┌──

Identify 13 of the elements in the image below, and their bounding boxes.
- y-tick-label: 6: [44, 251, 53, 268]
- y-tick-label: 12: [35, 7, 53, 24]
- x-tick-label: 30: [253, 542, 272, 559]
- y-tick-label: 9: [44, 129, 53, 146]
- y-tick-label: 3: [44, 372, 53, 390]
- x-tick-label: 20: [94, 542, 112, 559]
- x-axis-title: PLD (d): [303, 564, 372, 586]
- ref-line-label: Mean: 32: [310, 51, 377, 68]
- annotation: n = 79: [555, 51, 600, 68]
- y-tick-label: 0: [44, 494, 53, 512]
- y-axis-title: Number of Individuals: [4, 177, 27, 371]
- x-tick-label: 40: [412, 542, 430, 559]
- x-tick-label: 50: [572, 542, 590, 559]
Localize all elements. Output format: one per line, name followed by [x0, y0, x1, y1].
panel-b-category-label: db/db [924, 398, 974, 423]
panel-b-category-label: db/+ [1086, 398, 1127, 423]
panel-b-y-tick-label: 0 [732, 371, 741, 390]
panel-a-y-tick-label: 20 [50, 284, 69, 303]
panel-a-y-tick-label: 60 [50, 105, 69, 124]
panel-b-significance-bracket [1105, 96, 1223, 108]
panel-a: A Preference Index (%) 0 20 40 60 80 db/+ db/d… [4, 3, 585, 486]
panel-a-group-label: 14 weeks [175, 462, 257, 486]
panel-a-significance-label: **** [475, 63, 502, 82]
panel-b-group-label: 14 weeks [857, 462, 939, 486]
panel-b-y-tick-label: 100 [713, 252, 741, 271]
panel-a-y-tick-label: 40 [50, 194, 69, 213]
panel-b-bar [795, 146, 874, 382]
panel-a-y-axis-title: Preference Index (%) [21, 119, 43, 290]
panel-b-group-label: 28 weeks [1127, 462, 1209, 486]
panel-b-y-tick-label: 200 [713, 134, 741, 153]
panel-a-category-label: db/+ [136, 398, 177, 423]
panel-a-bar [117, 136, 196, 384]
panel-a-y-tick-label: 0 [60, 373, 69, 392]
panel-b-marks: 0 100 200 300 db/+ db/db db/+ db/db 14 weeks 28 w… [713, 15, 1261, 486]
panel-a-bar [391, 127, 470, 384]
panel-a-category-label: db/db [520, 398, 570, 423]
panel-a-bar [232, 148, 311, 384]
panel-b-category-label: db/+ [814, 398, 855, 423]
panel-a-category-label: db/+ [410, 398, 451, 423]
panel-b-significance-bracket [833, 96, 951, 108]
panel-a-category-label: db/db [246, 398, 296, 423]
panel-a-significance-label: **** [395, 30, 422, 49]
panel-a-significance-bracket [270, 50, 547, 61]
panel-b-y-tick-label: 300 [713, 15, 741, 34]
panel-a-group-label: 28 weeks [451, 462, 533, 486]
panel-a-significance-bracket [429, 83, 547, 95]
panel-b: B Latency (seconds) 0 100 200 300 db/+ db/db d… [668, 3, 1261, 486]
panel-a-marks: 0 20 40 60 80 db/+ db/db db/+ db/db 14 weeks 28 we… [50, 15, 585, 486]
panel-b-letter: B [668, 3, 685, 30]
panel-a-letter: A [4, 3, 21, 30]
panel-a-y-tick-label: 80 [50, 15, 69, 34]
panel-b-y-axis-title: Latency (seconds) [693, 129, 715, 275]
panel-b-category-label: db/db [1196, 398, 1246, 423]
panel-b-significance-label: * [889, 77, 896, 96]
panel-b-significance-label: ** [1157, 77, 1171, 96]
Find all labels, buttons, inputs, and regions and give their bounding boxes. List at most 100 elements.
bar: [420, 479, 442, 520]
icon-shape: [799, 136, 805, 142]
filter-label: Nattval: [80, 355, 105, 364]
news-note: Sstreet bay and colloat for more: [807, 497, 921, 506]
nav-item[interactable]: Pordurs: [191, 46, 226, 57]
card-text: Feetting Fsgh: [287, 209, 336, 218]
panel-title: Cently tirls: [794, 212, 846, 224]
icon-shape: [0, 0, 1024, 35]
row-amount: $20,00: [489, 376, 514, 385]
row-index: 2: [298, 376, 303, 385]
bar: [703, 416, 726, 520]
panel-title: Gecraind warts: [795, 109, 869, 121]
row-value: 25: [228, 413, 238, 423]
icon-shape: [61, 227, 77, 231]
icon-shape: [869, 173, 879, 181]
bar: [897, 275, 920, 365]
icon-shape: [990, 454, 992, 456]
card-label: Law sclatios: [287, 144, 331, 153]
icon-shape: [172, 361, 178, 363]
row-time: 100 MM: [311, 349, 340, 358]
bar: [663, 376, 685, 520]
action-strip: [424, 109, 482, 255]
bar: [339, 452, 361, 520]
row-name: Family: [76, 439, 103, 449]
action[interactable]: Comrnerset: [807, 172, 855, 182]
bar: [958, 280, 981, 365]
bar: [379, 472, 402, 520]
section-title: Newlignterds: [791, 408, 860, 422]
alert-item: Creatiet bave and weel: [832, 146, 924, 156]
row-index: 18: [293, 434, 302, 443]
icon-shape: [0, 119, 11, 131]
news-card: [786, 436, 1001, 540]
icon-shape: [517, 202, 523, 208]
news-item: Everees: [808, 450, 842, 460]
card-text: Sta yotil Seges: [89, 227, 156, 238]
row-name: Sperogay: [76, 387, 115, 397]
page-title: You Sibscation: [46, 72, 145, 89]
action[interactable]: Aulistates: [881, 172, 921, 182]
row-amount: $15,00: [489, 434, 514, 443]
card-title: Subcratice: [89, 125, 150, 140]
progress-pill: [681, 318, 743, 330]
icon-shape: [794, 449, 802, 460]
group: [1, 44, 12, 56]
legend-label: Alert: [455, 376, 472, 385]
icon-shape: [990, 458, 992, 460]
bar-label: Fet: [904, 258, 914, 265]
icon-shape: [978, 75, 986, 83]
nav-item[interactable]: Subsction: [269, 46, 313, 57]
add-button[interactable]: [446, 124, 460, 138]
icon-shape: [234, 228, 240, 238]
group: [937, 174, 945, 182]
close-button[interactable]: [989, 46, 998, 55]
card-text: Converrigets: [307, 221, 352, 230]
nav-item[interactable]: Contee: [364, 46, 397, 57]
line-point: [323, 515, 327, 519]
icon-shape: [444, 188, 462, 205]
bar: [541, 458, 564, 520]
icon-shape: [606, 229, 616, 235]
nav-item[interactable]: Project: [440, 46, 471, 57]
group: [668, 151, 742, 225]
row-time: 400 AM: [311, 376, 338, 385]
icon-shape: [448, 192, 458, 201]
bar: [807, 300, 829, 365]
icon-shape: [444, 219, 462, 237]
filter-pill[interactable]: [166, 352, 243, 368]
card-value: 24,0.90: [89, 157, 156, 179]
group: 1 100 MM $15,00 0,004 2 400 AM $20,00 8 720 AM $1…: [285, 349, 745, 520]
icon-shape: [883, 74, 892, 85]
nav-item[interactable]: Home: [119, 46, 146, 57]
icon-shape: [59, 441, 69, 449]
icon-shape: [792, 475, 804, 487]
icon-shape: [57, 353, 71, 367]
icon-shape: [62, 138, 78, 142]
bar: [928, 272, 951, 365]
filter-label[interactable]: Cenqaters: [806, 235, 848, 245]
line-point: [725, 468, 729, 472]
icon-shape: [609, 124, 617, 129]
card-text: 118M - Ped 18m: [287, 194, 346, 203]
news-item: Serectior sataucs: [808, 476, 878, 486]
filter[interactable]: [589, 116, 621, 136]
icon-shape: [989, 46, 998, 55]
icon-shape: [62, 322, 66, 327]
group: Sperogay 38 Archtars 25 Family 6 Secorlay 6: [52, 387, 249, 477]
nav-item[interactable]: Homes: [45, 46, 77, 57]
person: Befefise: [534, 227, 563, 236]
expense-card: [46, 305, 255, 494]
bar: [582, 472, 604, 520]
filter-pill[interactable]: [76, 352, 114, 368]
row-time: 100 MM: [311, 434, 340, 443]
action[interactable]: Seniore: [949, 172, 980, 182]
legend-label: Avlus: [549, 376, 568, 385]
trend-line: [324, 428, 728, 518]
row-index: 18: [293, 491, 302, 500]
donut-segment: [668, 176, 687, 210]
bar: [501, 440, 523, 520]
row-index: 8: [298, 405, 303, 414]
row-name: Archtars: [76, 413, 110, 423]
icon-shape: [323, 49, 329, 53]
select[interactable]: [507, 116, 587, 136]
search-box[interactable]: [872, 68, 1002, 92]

└──

Problem description: Copy the records from their first line through the line containing "- x-tick-label: 20: [94, 542, 112, 559]", including both of those lines.

Problem solution:
Identify 13 of the elements in the image below, and their bounding boxes.
- y-tick-label: 6: [44, 251, 53, 268]
- y-tick-label: 12: [35, 7, 53, 24]
- x-tick-label: 30: [253, 542, 272, 559]
- y-tick-label: 9: [44, 129, 53, 146]
- y-tick-label: 3: [44, 372, 53, 390]
- x-tick-label: 20: [94, 542, 112, 559]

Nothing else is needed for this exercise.